### Items
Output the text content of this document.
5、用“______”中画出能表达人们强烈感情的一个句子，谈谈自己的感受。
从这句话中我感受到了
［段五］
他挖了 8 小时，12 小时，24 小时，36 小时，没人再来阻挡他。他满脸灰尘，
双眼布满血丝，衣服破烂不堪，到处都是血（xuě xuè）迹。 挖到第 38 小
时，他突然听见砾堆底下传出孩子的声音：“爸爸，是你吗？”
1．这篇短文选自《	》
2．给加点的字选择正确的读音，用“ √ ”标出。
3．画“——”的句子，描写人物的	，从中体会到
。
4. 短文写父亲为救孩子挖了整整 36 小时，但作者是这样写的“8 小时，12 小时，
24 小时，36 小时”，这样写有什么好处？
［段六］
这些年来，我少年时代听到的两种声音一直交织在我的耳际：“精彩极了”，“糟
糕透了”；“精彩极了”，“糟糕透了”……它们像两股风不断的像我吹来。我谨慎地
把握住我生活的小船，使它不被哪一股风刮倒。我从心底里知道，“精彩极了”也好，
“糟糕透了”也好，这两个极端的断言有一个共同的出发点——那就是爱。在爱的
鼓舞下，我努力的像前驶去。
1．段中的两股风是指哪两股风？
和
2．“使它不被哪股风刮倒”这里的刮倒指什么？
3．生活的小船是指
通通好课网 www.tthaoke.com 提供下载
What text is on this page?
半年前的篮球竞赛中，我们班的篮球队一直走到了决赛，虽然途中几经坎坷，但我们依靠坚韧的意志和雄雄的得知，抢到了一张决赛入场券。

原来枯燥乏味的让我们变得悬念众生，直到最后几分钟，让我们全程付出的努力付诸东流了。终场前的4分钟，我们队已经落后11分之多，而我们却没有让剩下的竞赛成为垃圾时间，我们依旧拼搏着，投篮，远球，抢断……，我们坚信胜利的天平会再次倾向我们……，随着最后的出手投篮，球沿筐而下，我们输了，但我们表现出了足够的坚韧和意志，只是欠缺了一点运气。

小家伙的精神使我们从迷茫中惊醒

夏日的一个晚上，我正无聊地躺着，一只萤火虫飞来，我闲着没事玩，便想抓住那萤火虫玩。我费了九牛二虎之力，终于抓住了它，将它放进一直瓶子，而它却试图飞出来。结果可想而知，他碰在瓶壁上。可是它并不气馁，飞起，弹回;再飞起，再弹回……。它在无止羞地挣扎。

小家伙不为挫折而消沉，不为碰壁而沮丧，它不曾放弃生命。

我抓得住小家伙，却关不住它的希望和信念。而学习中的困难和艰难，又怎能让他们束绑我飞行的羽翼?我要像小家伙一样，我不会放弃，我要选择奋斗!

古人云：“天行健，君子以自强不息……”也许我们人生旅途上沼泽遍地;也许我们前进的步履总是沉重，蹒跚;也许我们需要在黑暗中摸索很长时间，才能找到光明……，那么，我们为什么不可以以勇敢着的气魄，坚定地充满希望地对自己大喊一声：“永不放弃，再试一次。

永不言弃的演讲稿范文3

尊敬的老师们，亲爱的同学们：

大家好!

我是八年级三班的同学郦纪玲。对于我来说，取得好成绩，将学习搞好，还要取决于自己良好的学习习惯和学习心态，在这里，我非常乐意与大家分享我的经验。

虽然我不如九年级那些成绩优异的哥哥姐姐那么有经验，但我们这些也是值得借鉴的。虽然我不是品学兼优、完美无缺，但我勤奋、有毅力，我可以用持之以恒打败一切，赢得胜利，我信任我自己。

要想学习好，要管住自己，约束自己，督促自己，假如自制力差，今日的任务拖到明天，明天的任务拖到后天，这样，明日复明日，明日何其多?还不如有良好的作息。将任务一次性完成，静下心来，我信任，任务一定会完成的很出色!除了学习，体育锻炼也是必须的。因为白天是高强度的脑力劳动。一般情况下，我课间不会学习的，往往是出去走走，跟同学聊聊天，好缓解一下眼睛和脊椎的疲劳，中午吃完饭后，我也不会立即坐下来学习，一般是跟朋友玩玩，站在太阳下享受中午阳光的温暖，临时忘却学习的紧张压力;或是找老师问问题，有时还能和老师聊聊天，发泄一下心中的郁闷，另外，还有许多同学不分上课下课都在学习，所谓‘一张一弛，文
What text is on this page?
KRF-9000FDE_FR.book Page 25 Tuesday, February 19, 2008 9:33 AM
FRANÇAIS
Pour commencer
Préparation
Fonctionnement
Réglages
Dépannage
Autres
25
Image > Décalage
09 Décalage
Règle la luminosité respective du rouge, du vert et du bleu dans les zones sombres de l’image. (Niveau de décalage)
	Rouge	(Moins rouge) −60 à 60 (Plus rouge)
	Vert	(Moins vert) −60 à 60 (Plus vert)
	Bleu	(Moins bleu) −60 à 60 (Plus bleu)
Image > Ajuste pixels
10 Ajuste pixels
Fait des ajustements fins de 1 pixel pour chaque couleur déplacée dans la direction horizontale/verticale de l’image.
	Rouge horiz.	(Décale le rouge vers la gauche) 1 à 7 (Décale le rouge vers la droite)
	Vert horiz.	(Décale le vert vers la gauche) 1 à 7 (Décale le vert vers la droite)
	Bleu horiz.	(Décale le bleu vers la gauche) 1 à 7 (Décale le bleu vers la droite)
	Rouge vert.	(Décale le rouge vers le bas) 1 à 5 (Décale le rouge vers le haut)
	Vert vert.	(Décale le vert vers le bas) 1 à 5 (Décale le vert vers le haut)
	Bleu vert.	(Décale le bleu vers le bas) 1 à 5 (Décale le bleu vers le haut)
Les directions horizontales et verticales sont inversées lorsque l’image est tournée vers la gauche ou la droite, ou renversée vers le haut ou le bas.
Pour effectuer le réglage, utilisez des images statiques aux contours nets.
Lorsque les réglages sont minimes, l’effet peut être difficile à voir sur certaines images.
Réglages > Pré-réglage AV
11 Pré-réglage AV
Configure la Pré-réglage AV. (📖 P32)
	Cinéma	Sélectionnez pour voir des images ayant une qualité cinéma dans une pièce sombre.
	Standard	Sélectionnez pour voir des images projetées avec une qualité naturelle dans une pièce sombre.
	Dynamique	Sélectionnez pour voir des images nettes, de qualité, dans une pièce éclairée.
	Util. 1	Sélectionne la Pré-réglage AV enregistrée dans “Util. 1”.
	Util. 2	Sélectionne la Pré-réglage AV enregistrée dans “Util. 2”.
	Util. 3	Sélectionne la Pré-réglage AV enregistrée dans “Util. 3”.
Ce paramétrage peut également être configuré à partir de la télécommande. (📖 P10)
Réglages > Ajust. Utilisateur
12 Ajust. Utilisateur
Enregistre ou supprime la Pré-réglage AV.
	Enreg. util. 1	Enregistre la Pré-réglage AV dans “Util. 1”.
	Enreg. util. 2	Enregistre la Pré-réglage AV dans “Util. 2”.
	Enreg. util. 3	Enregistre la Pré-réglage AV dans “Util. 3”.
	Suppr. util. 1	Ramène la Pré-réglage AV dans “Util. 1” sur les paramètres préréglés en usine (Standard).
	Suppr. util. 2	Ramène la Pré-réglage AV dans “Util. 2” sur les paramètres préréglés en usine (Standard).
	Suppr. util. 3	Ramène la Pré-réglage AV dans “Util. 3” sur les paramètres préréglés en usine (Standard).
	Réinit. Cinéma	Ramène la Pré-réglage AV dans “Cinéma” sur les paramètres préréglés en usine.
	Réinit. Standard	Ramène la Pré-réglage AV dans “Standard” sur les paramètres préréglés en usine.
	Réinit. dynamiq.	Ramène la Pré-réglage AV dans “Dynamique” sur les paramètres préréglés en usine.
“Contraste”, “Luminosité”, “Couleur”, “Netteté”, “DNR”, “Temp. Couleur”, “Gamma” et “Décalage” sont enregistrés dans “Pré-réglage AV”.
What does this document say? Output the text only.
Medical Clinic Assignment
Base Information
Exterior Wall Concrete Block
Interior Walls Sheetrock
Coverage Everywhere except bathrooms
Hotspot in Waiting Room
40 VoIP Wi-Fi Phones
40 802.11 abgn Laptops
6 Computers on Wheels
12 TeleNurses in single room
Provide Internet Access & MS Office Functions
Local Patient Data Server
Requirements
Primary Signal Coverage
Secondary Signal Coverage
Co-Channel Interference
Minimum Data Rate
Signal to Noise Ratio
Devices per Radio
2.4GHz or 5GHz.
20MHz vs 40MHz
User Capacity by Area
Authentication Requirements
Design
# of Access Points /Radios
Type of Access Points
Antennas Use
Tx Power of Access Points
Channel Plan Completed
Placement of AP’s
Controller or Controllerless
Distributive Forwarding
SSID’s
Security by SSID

### What you should do
Gather up, from the records above, each line where the word "Utilisateur" appears.

### Reply
Réglages > Ajust. Utilisateur
12 Ajust. Utilisateur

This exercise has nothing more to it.